Starting at the line with "Type out the text in this image.", copy each line through the last one below exactly as written, without any pictures.

^^^^^^^^^^^^^^^^

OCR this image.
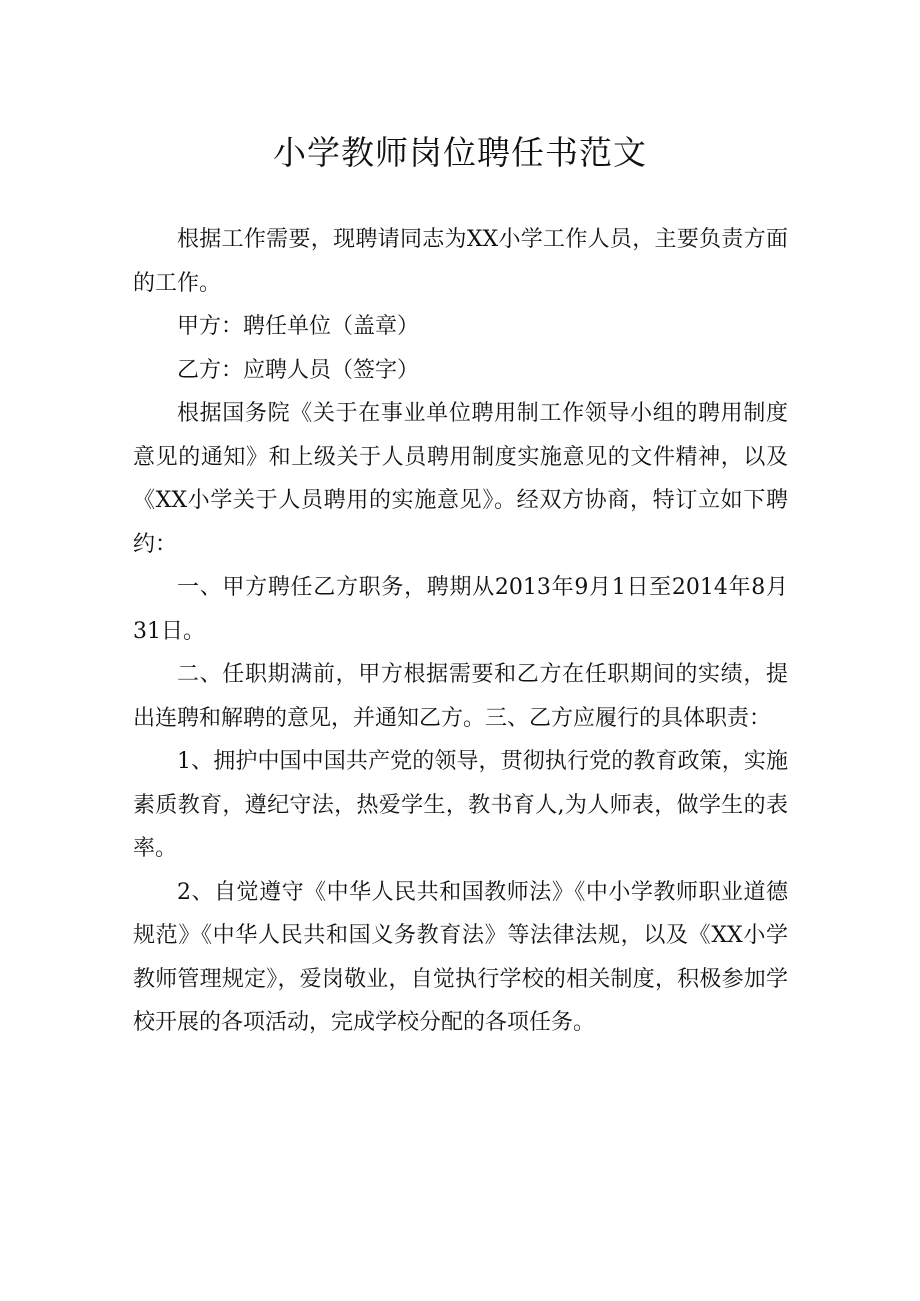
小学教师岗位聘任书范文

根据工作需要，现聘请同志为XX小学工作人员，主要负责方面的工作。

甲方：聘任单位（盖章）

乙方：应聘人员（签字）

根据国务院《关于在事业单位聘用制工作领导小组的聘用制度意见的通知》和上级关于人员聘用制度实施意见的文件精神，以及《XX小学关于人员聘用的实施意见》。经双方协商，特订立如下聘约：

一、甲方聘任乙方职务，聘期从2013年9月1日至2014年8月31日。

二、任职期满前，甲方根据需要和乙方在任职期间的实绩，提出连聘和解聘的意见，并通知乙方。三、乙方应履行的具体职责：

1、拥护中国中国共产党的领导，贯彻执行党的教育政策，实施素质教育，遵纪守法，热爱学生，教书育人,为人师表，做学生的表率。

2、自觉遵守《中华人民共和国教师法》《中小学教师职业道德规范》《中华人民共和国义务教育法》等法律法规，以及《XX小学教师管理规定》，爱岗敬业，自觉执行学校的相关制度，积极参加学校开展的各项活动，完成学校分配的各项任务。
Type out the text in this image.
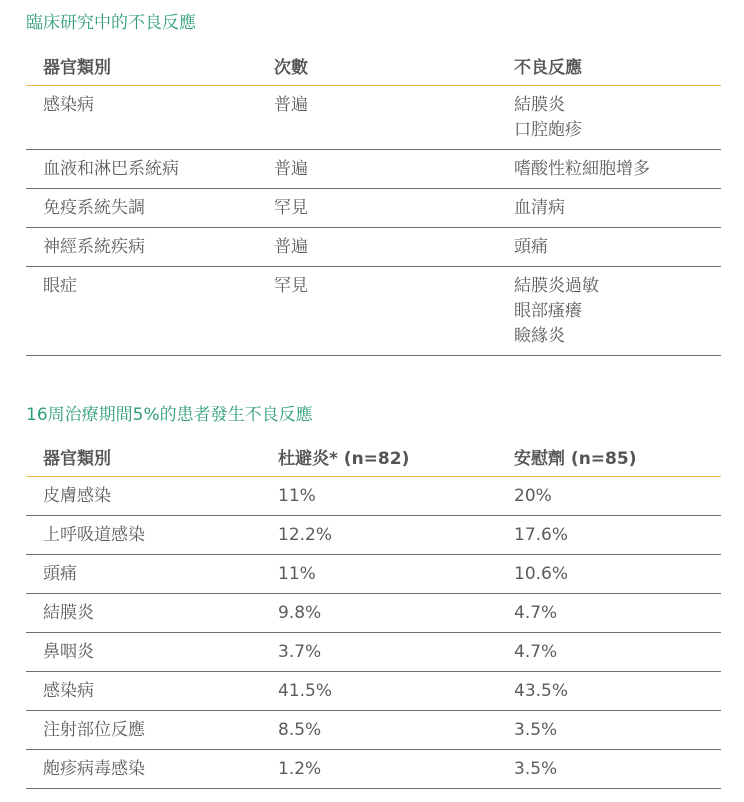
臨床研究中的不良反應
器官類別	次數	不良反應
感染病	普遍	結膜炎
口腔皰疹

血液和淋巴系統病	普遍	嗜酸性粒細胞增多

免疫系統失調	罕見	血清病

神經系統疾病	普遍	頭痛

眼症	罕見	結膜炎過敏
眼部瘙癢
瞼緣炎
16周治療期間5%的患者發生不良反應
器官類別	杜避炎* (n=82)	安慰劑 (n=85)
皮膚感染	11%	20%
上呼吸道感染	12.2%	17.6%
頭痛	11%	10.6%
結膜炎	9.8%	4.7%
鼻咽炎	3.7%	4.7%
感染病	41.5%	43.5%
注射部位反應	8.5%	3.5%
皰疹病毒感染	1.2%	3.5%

^^^^^^^^^^^^^^^^

■ RESULT FOR THIS TASK:
Type out the text in this image.
臨床研究中的不良反應
器官類別	次數	不良反應
感染病	普遍	結膜炎
口腔皰疹

血液和淋巴系統病	普遍	嗜酸性粒細胞增多

免疫系統失調	罕見	血清病

神經系統疾病	普遍	頭痛

眼症	罕見	結膜炎過敏
眼部瘙癢
瞼緣炎
16周治療期間5%的患者發生不良反應
器官類別	杜避炎* (n=82)	安慰劑 (n=85)
皮膚感染	11%	20%
上呼吸道感染	12.2%	17.6%
頭痛	11%	10.6%
結膜炎	9.8%	4.7%
鼻咽炎	3.7%	4.7%
感染病	41.5%	43.5%
注射部位反應	8.5%	3.5%
皰疹病毒感染	1.2%	3.5%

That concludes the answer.